Texto proporcionado -
El último mes del año en el calendario de la Iglesia es el mes de noviembre; no así en el calendario civil, como todos sabemos.
Un mes en el que la Iglesia nos invita, especialmente, a poner los ojos en la otra vida, en el más allá. Son dos celebraciones litúrgicas que destacan en noviembre: la Fiesta de Todos los Santos y la conmemoración de los Fieles Difuntos. Dos celebraciones distintas, cada una con su carácter propio. El día de todos los Santos tiene un carácter festivo y alegre. En él tributamos un homenaje desde la tierra a esa multitud incontable de hombres y mujeres que viven para siempre felices con Dios en el Cielo.
La conmemoración de los Fieles Difuntos tiene un carácter, más bien, penitencial. Nos invita a orar y ofrecer nuestros sufragios por aquellos hermanos que viven en un estado transitorio de purificación que llamamos el purgatorio.
"EN LA CASA DE MI PADRE HAY LUGAR PARA TODOS"
Sí, el día de Todos los Santos es una fecha para recordar y meditar estas palabras de Jesús: "En la Casa de mi Padre hay lugar para todos y yo voy a prepararos sitio, para que donde esté yo estéis también vosotros" (Jn 14, 2-3)

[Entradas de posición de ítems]
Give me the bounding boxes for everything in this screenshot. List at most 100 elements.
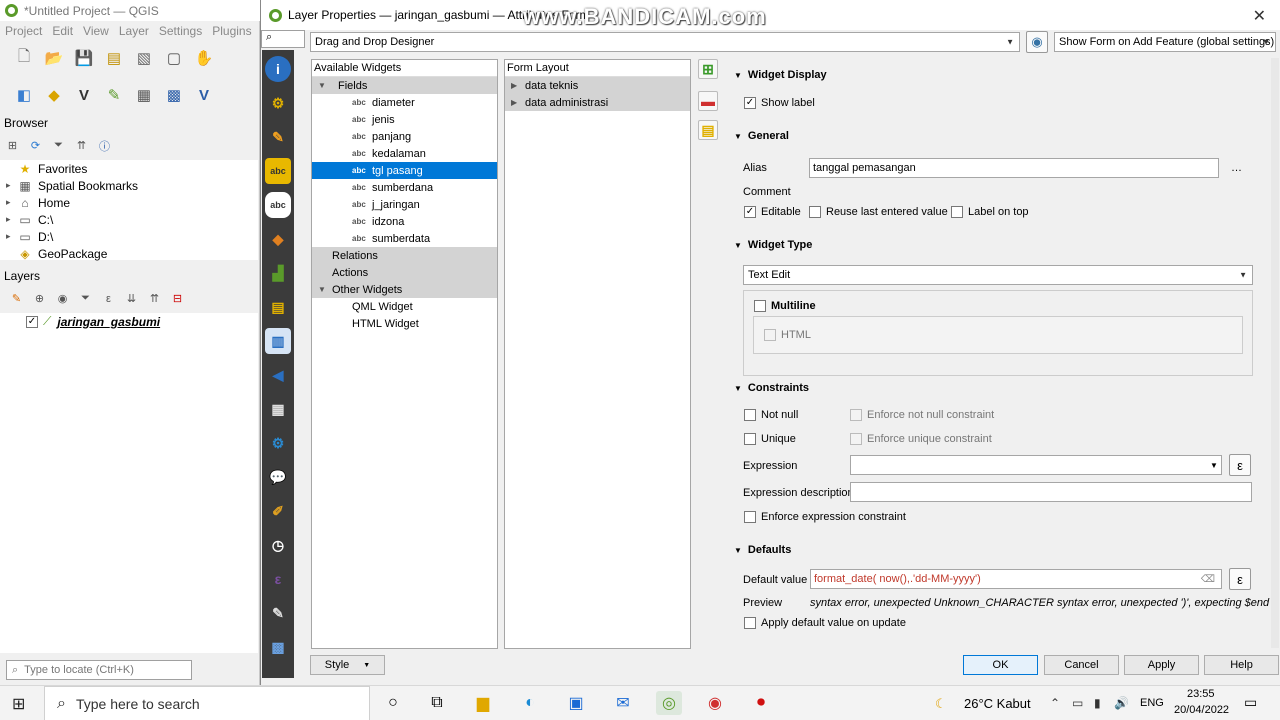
defaults-section[interactable]: ▼ Defaults	[734, 544, 791, 556]
field-item-kedalaman[interactable]: abc kedalaman	[312, 145, 497, 162]
reuse-last-value-checkbox[interactable]: Reuse last entered value	[809, 206, 948, 218]
menu-layer[interactable]: Layer	[114, 24, 154, 38]
layer-item-jaringan-gasbumi[interactable]: ✓ ⟋ jaringan_gasbumi	[0, 313, 258, 330]
enforce-expression-checkbox[interactable]: Enforce expression constraint	[744, 511, 906, 523]
filter-icon[interactable]: ⏷	[50, 137, 67, 154]
field-item-diameter[interactable]: abc diameter	[312, 94, 497, 111]
fields-tab-icon[interactable]: ▤	[265, 294, 291, 320]
designer-mode-select[interactable]: Drag and Drop Designer ▼	[310, 32, 1020, 52]
bandicam-record-icon[interactable]: ⏺	[748, 691, 774, 715]
multiline-checkbox[interactable]: Multiline	[754, 300, 816, 312]
add-virtual-layer-icon[interactable]: V	[192, 83, 216, 107]
add-delimited-text-icon[interactable]: V	[72, 83, 96, 107]
tray-chevron-icon[interactable]: ⌃	[1050, 696, 1060, 710]
open-project-icon[interactable]: 📂	[42, 46, 66, 70]
close-icon[interactable]: ✕	[1253, 6, 1266, 26]
browser-item-spatial-bookmarks[interactable]: ▸ ▦ Spatial Bookmarks	[0, 177, 258, 194]
save-project-icon[interactable]: 💾	[72, 46, 96, 70]
remove-item-button[interactable]: ▬	[698, 91, 718, 111]
apply-button[interactable]: Apply	[1124, 655, 1199, 675]
weather-text[interactable]: 26°C Kabut	[964, 696, 1031, 711]
properties-scrollbar[interactable]	[1271, 58, 1279, 648]
browser-item-c-drive[interactable]: ▸ ▭ C:\	[0, 211, 258, 228]
collapse-all-layers-icon[interactable]: ⇈	[146, 290, 163, 307]
battery-icon[interactable]: ▮	[1094, 696, 1101, 710]
edit-form-button[interactable]: ▤	[698, 120, 718, 140]
menu-settings[interactable]: Settings	[154, 24, 207, 38]
python-init-button[interactable]: ◉	[1026, 31, 1048, 53]
html-widget-item[interactable]: HTML Widget	[312, 315, 497, 332]
add-vector-icon[interactable]: ◆	[42, 83, 66, 107]
expression-builder-button[interactable]: ε	[1229, 454, 1251, 476]
other-widgets-group[interactable]: ▼ Other Widgets	[312, 281, 497, 298]
store-icon[interactable]: ▣	[563, 691, 589, 715]
field-item-jenis[interactable]: abc jenis	[312, 111, 497, 128]
chrome-icon[interactable]: ◉	[702, 691, 728, 715]
mail-icon[interactable]: ✉	[610, 691, 636, 715]
symbology-tab-icon[interactable]: ✎	[265, 124, 291, 150]
volume-icon[interactable]: 🔊	[1114, 696, 1129, 710]
3d-view-tab-icon[interactable]: ◆	[265, 226, 291, 252]
filter-by-expression-icon[interactable]: ε	[100, 290, 117, 307]
pan-hand-icon[interactable]: ✋	[192, 46, 216, 70]
menu-view[interactable]: View	[78, 24, 114, 38]
add-container-button[interactable]: ⊞	[698, 59, 718, 79]
expression-description-input[interactable]	[850, 482, 1252, 502]
menu-plugins[interactable]: Plugins	[207, 24, 256, 38]
apply-default-on-update-checkbox[interactable]: Apply default value on update	[744, 617, 906, 629]
html-checkbox[interactable]: HTML	[764, 329, 811, 341]
enforce-not-null-checkbox[interactable]: Enforce not null constraint	[850, 409, 994, 421]
sidebar-search-input[interactable]: ⌕	[261, 30, 305, 48]
task-view-icon[interactable]: ⧉	[424, 691, 450, 715]
widget-type-section[interactable]: ▼ Widget Type	[734, 239, 812, 251]
alias-input[interactable]: tanggal pemasangan	[809, 158, 1219, 178]
metadata-tab-icon[interactable]: ✎	[265, 600, 291, 626]
field-item-panjang[interactable]: abc panjang	[312, 128, 497, 145]
label-on-top-checkbox[interactable]: Label on top	[951, 206, 1029, 218]
widget-display-section[interactable]: ▼ Widget Display	[734, 69, 827, 81]
digitize-icon[interactable]: ✎	[102, 83, 126, 107]
filter-legend-icon[interactable]: ⏷	[77, 290, 94, 307]
collapse-all-icon[interactable]: ⇈	[73, 137, 90, 154]
field-item-sumberdata[interactable]: abc sumberdata	[312, 230, 497, 247]
add-wms-icon[interactable]: ▩	[162, 83, 186, 107]
unique-checkbox[interactable]: Unique	[744, 433, 796, 445]
source-tab-icon[interactable]: ⚙	[265, 90, 291, 116]
editable-checkbox[interactable]: ✓ Editable	[744, 206, 801, 218]
qml-widget-item[interactable]: QML Widget	[312, 298, 497, 315]
info-icon[interactable]: ⓘ	[96, 137, 113, 154]
clear-icon[interactable]: ⌫	[1201, 574, 1215, 585]
ok-button[interactable]: OK	[963, 655, 1038, 675]
attributes-form-tab-icon[interactable]: ▥	[265, 328, 291, 354]
information-tab-icon[interactable]: i	[265, 56, 291, 82]
cortana-icon[interactable]: ○	[380, 691, 406, 715]
rendering-tab-icon[interactable]: ✐	[265, 498, 291, 524]
dependencies-tab-icon[interactable]: ▩	[265, 634, 291, 660]
network-icon[interactable]: ▭	[1072, 696, 1083, 710]
notification-icon[interactable]: ▭	[1244, 694, 1257, 711]
browser-item-d-drive[interactable]: ▸ ▭ D:\	[0, 228, 258, 245]
refresh-icon[interactable]: ⟳	[27, 137, 44, 154]
browser-item-favorites[interactable]: ★ Favorites	[0, 160, 258, 177]
default-value-input[interactable]: format_date( now(),.'dd-MM-yyyy') ⌫	[810, 569, 1222, 589]
field-item-idzona[interactable]: abc idzona	[312, 213, 497, 230]
cancel-button[interactable]: Cancel	[1044, 655, 1119, 675]
widget-type-select[interactable]: Text Edit ▼	[743, 265, 1253, 285]
constraints-section[interactable]: ▼ Constraints	[734, 382, 809, 394]
masks-tab-icon[interactable]: abc	[265, 192, 291, 218]
fields-group[interactable]: ▼ Fields	[312, 77, 497, 94]
field-item-sumberdana[interactable]: abc sumberdana	[312, 179, 497, 196]
layer-styling-icon[interactable]: ✎	[8, 290, 25, 307]
menu-project[interactable]: Project	[0, 24, 47, 38]
remove-layer-icon[interactable]: ⊟	[169, 290, 186, 307]
auxiliary-storage-tab-icon[interactable]: ▦	[265, 396, 291, 422]
joins-tab-icon[interactable]: ◀	[265, 362, 291, 388]
enforce-unique-checkbox[interactable]: Enforce unique constraint	[850, 433, 992, 445]
layout-manager-icon[interactable]: ▧	[132, 46, 156, 70]
default-expression-builder-button[interactable]: ε	[1229, 568, 1251, 590]
browser-item-geopackage[interactable]: ◈ GeoPackage	[0, 245, 258, 262]
field-item-tgl-pasang[interactable]: abc tgl pasang	[312, 162, 497, 179]
file-explorer-icon[interactable]: ▆	[470, 691, 496, 715]
actions-tab-icon[interactable]: ⚙	[265, 430, 291, 456]
chevron-down-icon[interactable]: ▼	[1204, 455, 1224, 475]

Ejercicios propuestos -
• a. Actualiza un fragmento del texto sobre el mes de noviembre: empieza en las palabras "La conmemoración de los Fieles Difuntos tiene" y termina después de "llamamos el purgatorio.". Cambia "sufragios" por "ruegos".
• b. Continúa el texto sobre el mes de noviembre a partir del punto en que se detiene.

Respuestas del ejercicio -
• a.
La conmemoración de los Fieles Difuntos tiene un carácter, más bien, penitencial. Nos invita a orar y ofrecer nuestros ruegos por aquellos hermanos que viven en un estado transitorio de purificación que llamamos el purgatorio.

• b.
Nuestra morada actual es la Tierra, que es un valle de lágrimas como rezamos en la Salve. Aquí hay alegrías, pero también abundan las penas. Por eso necesitamos levantar con frecuencia los ojos al Cielo.
Ahora, cuando hablamos de levantar los ojos al Cielo, no es para desentendernos de la Tierra, donde todos tenemos una tarea que realizar, sino para realizar esa tarea con mayor responsabilidad y entusiasmo.
CAMINOS QUE LLEVAN AL CIELO
En la liturgia del día de Todos los Santos, la Iglesia nos propone el texto evangélico de las Bienaventuranzas. Y ¿a quiénes llama Jesús bienaventurados o dichosos?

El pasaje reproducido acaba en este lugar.